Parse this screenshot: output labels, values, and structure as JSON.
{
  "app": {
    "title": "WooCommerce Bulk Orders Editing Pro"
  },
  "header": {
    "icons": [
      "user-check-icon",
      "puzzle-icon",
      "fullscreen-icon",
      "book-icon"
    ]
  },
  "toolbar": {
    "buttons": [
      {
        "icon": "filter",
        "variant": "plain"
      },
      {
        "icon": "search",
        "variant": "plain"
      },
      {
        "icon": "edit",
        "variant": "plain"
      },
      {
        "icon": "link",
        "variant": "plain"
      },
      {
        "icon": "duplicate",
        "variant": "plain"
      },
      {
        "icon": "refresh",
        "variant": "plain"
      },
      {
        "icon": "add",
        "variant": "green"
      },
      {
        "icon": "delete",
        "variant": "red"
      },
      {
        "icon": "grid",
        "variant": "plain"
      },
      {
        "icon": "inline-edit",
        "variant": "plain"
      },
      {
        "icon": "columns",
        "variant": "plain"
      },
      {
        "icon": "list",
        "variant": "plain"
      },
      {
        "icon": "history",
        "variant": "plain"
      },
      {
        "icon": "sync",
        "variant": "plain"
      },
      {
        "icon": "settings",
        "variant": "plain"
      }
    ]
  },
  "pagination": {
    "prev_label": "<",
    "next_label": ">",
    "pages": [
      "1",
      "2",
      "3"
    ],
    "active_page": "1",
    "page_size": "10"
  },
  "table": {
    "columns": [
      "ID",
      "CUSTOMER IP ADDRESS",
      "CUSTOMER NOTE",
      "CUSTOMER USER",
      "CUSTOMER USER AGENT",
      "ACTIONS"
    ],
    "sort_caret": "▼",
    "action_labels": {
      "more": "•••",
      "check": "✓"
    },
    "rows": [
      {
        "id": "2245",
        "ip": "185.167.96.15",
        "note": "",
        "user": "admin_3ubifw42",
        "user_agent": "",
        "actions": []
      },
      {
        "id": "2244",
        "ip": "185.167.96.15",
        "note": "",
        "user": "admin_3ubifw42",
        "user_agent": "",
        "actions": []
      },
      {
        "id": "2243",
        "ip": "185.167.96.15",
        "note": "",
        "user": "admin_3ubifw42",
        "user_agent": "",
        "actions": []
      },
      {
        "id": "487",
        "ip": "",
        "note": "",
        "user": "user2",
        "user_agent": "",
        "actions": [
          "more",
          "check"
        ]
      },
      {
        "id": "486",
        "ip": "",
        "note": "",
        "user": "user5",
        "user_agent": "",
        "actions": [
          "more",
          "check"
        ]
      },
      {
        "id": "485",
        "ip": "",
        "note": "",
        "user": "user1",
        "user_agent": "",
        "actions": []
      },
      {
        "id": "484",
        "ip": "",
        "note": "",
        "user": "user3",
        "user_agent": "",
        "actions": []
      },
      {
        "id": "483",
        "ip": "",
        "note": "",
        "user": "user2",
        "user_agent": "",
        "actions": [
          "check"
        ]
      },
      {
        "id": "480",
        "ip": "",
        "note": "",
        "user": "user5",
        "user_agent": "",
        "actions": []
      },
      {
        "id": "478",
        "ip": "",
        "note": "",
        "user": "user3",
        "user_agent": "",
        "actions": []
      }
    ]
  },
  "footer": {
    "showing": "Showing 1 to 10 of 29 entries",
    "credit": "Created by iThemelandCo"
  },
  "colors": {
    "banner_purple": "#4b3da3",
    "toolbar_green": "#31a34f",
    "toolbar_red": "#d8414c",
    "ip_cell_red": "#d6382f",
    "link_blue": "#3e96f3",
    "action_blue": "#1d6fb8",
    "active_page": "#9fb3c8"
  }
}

* * * *

## [THE TASK]
Please repeat the listing above in full and exactly.

## [TASK OUTPUT]
Parse this screenshot: output labels, values, and structure as JSON.
{
  "app": {
    "title": "WooCommerce Bulk Orders Editing Pro"
  },
  "header": {
    "icons": [
      "user-check-icon",
      "puzzle-icon",
      "fullscreen-icon",
      "book-icon"
    ]
  },
  "toolbar": {
    "buttons": [
      {
        "icon": "filter",
        "variant": "plain"
      },
      {
        "icon": "search",
        "variant": "plain"
      },
      {
        "icon": "edit",
        "variant": "plain"
      },
      {
        "icon": "link",
        "variant": "plain"
      },
      {
        "icon": "duplicate",
        "variant": "plain"
      },
      {
        "icon": "refresh",
        "variant": "plain"
      },
      {
        "icon": "add",
        "variant": "green"
      },
      {
        "icon": "delete",
        "variant": "red"
      },
      {
        "icon": "grid",
        "variant": "plain"
      },
      {
        "icon": "inline-edit",
        "variant": "plain"
      },
      {
        "icon": "columns",
        "variant": "plain"
      },
      {
        "icon": "list",
        "variant": "plain"
      },
      {
        "icon": "history",
        "variant": "plain"
      },
      {
        "icon": "sync",
        "variant": "plain"
      },
      {
        "icon": "settings",
        "variant": "plain"
      }
    ]
  },
  "pagination": {
    "prev_label": "<",
    "next_label": ">",
    "pages": [
      "1",
      "2",
      "3"
    ],
    "active_page": "1",
    "page_size": "10"
  },
  "table": {
    "columns": [
      "ID",
      "CUSTOMER IP ADDRESS",
      "CUSTOMER NOTE",
      "CUSTOMER USER",
      "CUSTOMER USER AGENT",
      "ACTIONS"
    ],
    "sort_caret": "▼",
    "action_labels": {
      "more": "•••",
      "check": "✓"
    },
    "rows": [
      {
        "id": "2245",
        "ip": "185.167.96.15",
        "note": "",
        "user": "admin_3ubifw42",
        "user_agent": "",
        "actions": []
      },
      {
        "id": "2244",
        "ip": "185.167.96.15",
        "note": "",
        "user": "admin_3ubifw42",
        "user_agent": "",
        "actions": []
      },
      {
        "id": "2243",
        "ip": "185.167.96.15",
        "note": "",
        "user": "admin_3ubifw42",
        "user_agent": "",
        "actions": []
      },
      {
        "id": "487",
        "ip": "",
        "note": "",
        "user": "user2",
        "user_agent": "",
        "actions": [
          "more",
          "check"
        ]
      },
      {
        "id": "486",
        "ip": "",
        "note": "",
        "user": "user5",
        "user_agent": "",
        "actions": [
          "more",
          "check"
        ]
      },
      {
        "id": "485",
        "ip": "",
        "note": "",
        "user": "user1",
        "user_agent": "",
        "actions": []
      },
      {
        "id": "484",
        "ip": "",
        "note": "",
        "user": "user3",
        "user_agent": "",
        "actions": []
      },
      {
        "id": "483",
        "ip": "",
        "note": "",
        "user": "user2",
        "user_agent": "",
        "actions": [
          "check"
        ]
      },
      {
        "id": "480",
        "ip": "",
        "note": "",
        "user": "user5",
        "user_agent": "",
        "actions": []
      },
      {
        "id": "478",
        "ip": "",
        "note": "",
        "user": "user3",
        "user_agent": "",
        "actions": []
      }
    ]
  },
  "footer": {
    "showing": "Showing 1 to 10 of 29 entries",
    "credit": "Created by iThemelandCo"
  },
  "colors": {
    "banner_purple": "#4b3da3",
    "toolbar_green": "#31a34f",
    "toolbar_red": "#d8414c",
    "ip_cell_red": "#d6382f",
    "link_blue": "#3e96f3",
    "action_blue": "#1d6fb8",
    "active_page": "#9fb3c8"
  }
}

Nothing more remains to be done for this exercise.